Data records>
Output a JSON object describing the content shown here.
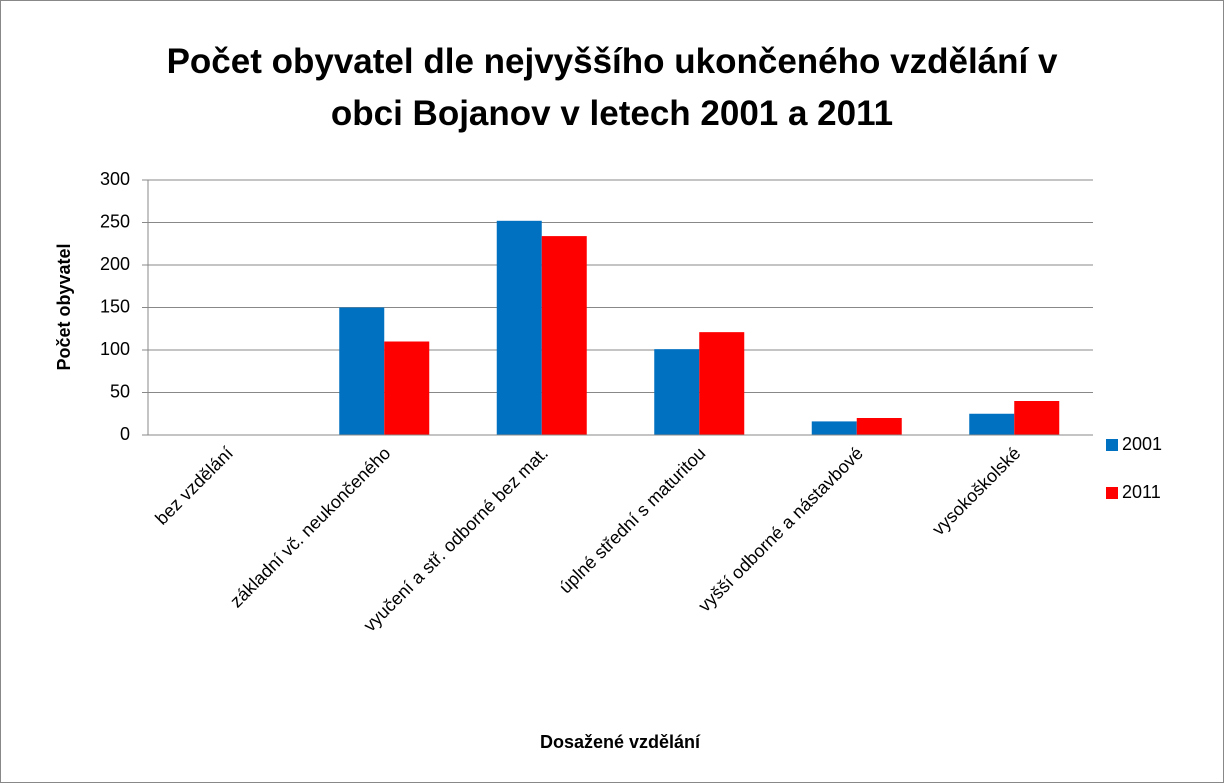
{
  "chart_data": {
    "type": "bar",
    "title": "Počet obyvatel dle nejvyššího ukončeného vzdělání v obci Bojanov v letech 2001 a 2011",
    "x_label": "Dosažené vzdělání",
    "y_label": "Počet obyvatel",
    "categories": [
      "bez vzdělání",
      "základní vč. neukončeného",
      "vyučení a stř. odborné bez mat.",
      "úplné střední s maturitou",
      "vyšší odborné a nástavbové",
      "vysokoškolské"
    ],
    "series": [
      {
        "name": "2001",
        "color": "#0070c0",
        "values": [
          0,
          150,
          252,
          101,
          16,
          25
        ]
      },
      {
        "name": "2011",
        "color": "#ff0000",
        "values": [
          0,
          110,
          234,
          121,
          20,
          40
        ]
      }
    ],
    "ylim": [
      0,
      300
    ],
    "yticks": [
      0,
      50,
      100,
      150,
      200,
      250,
      300
    ],
    "grid": true,
    "legend": "right"
  }
}
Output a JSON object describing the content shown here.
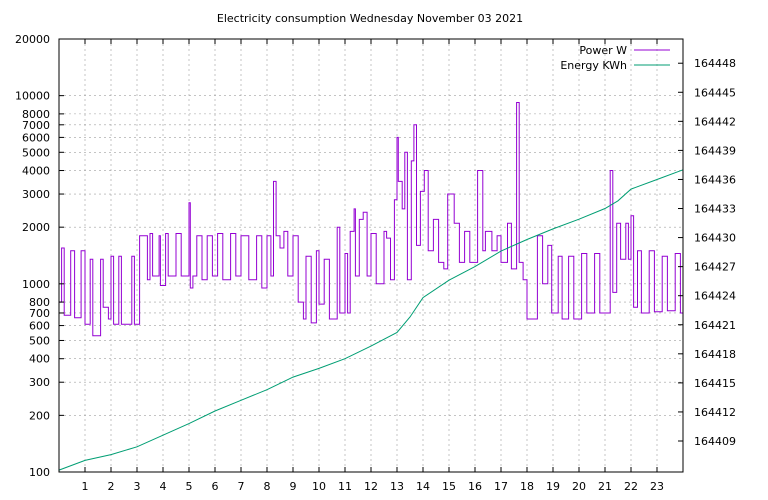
{
  "chart_data": {
    "type": "line",
    "title": "Electricity consumption Wednesday November 03 2021",
    "grid": true,
    "legend_placement": "top-right",
    "x_axis": {
      "min": 0,
      "max": 24,
      "ticks": [
        1,
        2,
        3,
        4,
        5,
        6,
        7,
        8,
        9,
        10,
        11,
        12,
        13,
        14,
        15,
        16,
        17,
        18,
        19,
        20,
        21,
        22,
        23
      ],
      "tick_labels": [
        "1",
        "2",
        "3",
        "4",
        "5",
        "6",
        "7",
        "8",
        "9",
        "10",
        "11",
        "12",
        "13",
        "14",
        "15",
        "16",
        "17",
        "18",
        "19",
        "20",
        "21",
        "22",
        "23"
      ]
    },
    "y_axis": {
      "scale": "log",
      "min": 100,
      "max": 20000,
      "ticks": [
        100,
        200,
        300,
        400,
        500,
        600,
        700,
        800,
        1000,
        2000,
        3000,
        4000,
        5000,
        6000,
        7000,
        8000,
        10000,
        20000
      ],
      "tick_labels": [
        "100",
        "200",
        "300",
        "400",
        "500",
        "600",
        "700",
        "800",
        "1000",
        "2000",
        "3000",
        "4000",
        "5000",
        "6000",
        "7000",
        "8000",
        "10000",
        "20000"
      ]
    },
    "y2_axis": {
      "scale": "linear",
      "min": 164405.8,
      "max": 164450.5,
      "ticks": [
        164409,
        164412,
        164415,
        164418,
        164421,
        164424,
        164427,
        164430,
        164433,
        164436,
        164439,
        164442,
        164445,
        164448
      ],
      "tick_labels": [
        "164409",
        "164412",
        "164415",
        "164418",
        "164421",
        "164424",
        "164427",
        "164430",
        "164433",
        "164436",
        "164439",
        "164442",
        "164445",
        "164448"
      ]
    },
    "series": [
      {
        "name": "Power W",
        "color": "#9400d3",
        "axis": "y",
        "points": [
          [
            0.0,
            800
          ],
          [
            0.1,
            1550
          ],
          [
            0.2,
            680
          ],
          [
            0.45,
            1500
          ],
          [
            0.6,
            660
          ],
          [
            0.85,
            1500
          ],
          [
            1.0,
            610
          ],
          [
            1.2,
            1350
          ],
          [
            1.3,
            530
          ],
          [
            1.6,
            1350
          ],
          [
            1.7,
            750
          ],
          [
            1.9,
            650
          ],
          [
            2.0,
            1400
          ],
          [
            2.1,
            610
          ],
          [
            2.3,
            1400
          ],
          [
            2.4,
            610
          ],
          [
            2.8,
            1400
          ],
          [
            2.9,
            610
          ],
          [
            3.1,
            1800
          ],
          [
            3.3,
            1800
          ],
          [
            3.4,
            1050
          ],
          [
            3.5,
            1850
          ],
          [
            3.6,
            1100
          ],
          [
            3.85,
            1800
          ],
          [
            3.9,
            980
          ],
          [
            4.1,
            1850
          ],
          [
            4.2,
            1100
          ],
          [
            4.5,
            1850
          ],
          [
            4.7,
            1100
          ],
          [
            5.0,
            2700
          ],
          [
            5.05,
            950
          ],
          [
            5.15,
            1100
          ],
          [
            5.3,
            1800
          ],
          [
            5.5,
            1050
          ],
          [
            5.7,
            1800
          ],
          [
            5.9,
            1100
          ],
          [
            6.1,
            1850
          ],
          [
            6.3,
            1050
          ],
          [
            6.6,
            1850
          ],
          [
            6.8,
            1100
          ],
          [
            7.0,
            1800
          ],
          [
            7.3,
            1050
          ],
          [
            7.6,
            1800
          ],
          [
            7.8,
            950
          ],
          [
            8.0,
            1800
          ],
          [
            8.15,
            1100
          ],
          [
            8.25,
            3500
          ],
          [
            8.35,
            1800
          ],
          [
            8.5,
            1550
          ],
          [
            8.65,
            1900
          ],
          [
            8.8,
            1100
          ],
          [
            9.0,
            1800
          ],
          [
            9.2,
            800
          ],
          [
            9.4,
            650
          ],
          [
            9.5,
            1400
          ],
          [
            9.7,
            620
          ],
          [
            9.9,
            1500
          ],
          [
            10.0,
            780
          ],
          [
            10.2,
            1350
          ],
          [
            10.4,
            650
          ],
          [
            10.7,
            2000
          ],
          [
            10.8,
            700
          ],
          [
            11.0,
            1450
          ],
          [
            11.1,
            700
          ],
          [
            11.2,
            1900
          ],
          [
            11.35,
            2500
          ],
          [
            11.4,
            1100
          ],
          [
            11.55,
            2200
          ],
          [
            11.7,
            2400
          ],
          [
            11.85,
            1100
          ],
          [
            12.0,
            1850
          ],
          [
            12.2,
            1000
          ],
          [
            12.5,
            1900
          ],
          [
            12.6,
            1750
          ],
          [
            12.75,
            1050
          ],
          [
            12.9,
            2800
          ],
          [
            13.0,
            6000
          ],
          [
            13.05,
            3500
          ],
          [
            13.2,
            2500
          ],
          [
            13.3,
            5000
          ],
          [
            13.4,
            1050
          ],
          [
            13.55,
            4500
          ],
          [
            13.65,
            7000
          ],
          [
            13.75,
            1600
          ],
          [
            13.9,
            3100
          ],
          [
            14.05,
            4000
          ],
          [
            14.2,
            1500
          ],
          [
            14.4,
            2200
          ],
          [
            14.6,
            1300
          ],
          [
            14.8,
            1200
          ],
          [
            14.95,
            3000
          ],
          [
            15.2,
            2100
          ],
          [
            15.4,
            1300
          ],
          [
            15.6,
            1900
          ],
          [
            15.8,
            1300
          ],
          [
            16.1,
            4000
          ],
          [
            16.3,
            1500
          ],
          [
            16.4,
            1900
          ],
          [
            16.65,
            1500
          ],
          [
            16.85,
            1800
          ],
          [
            17.0,
            1300
          ],
          [
            17.25,
            2100
          ],
          [
            17.4,
            1200
          ],
          [
            17.6,
            9200
          ],
          [
            17.7,
            1300
          ],
          [
            17.85,
            1050
          ],
          [
            18.0,
            650
          ],
          [
            18.2,
            650
          ],
          [
            18.4,
            1800
          ],
          [
            18.6,
            1000
          ],
          [
            18.8,
            1600
          ],
          [
            18.95,
            700
          ],
          [
            19.2,
            1400
          ],
          [
            19.35,
            650
          ],
          [
            19.6,
            1400
          ],
          [
            19.8,
            650
          ],
          [
            20.1,
            1450
          ],
          [
            20.3,
            700
          ],
          [
            20.6,
            1450
          ],
          [
            20.8,
            700
          ],
          [
            21.2,
            4000
          ],
          [
            21.3,
            900
          ],
          [
            21.45,
            2100
          ],
          [
            21.6,
            1350
          ],
          [
            21.8,
            2100
          ],
          [
            21.9,
            1350
          ],
          [
            22.0,
            2300
          ],
          [
            22.1,
            750
          ],
          [
            22.25,
            1500
          ],
          [
            22.4,
            700
          ],
          [
            22.7,
            1500
          ],
          [
            22.9,
            710
          ],
          [
            23.2,
            1400
          ],
          [
            23.4,
            720
          ],
          [
            23.7,
            1450
          ],
          [
            23.9,
            700
          ],
          [
            24.0,
            720
          ]
        ]
      },
      {
        "name": "Energy KWh",
        "color": "#009e73",
        "axis": "y2",
        "points": [
          [
            0.0,
            164406.0
          ],
          [
            1.0,
            164407.0
          ],
          [
            2.0,
            164407.6
          ],
          [
            3.0,
            164408.4
          ],
          [
            4.0,
            164409.6
          ],
          [
            5.0,
            164410.8
          ],
          [
            6.0,
            164412.1
          ],
          [
            7.0,
            164413.2
          ],
          [
            8.0,
            164414.3
          ],
          [
            9.0,
            164415.6
          ],
          [
            10.0,
            164416.5
          ],
          [
            11.0,
            164417.5
          ],
          [
            12.0,
            164418.8
          ],
          [
            13.0,
            164420.2
          ],
          [
            13.5,
            164421.8
          ],
          [
            14.0,
            164423.8
          ],
          [
            15.0,
            164425.6
          ],
          [
            16.0,
            164427.0
          ],
          [
            17.0,
            164428.6
          ],
          [
            18.0,
            164429.8
          ],
          [
            19.0,
            164430.9
          ],
          [
            20.0,
            164431.9
          ],
          [
            21.0,
            164433.0
          ],
          [
            21.5,
            164433.8
          ],
          [
            22.0,
            164435.0
          ],
          [
            23.0,
            164436.0
          ],
          [
            24.0,
            164437.0
          ]
        ]
      }
    ]
  }
}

What you need to do>
Among the records above, find each line holding the string "right" and pull it out.

Answer for the task>
    "legend": "right"
    "legend_placement": "top-right",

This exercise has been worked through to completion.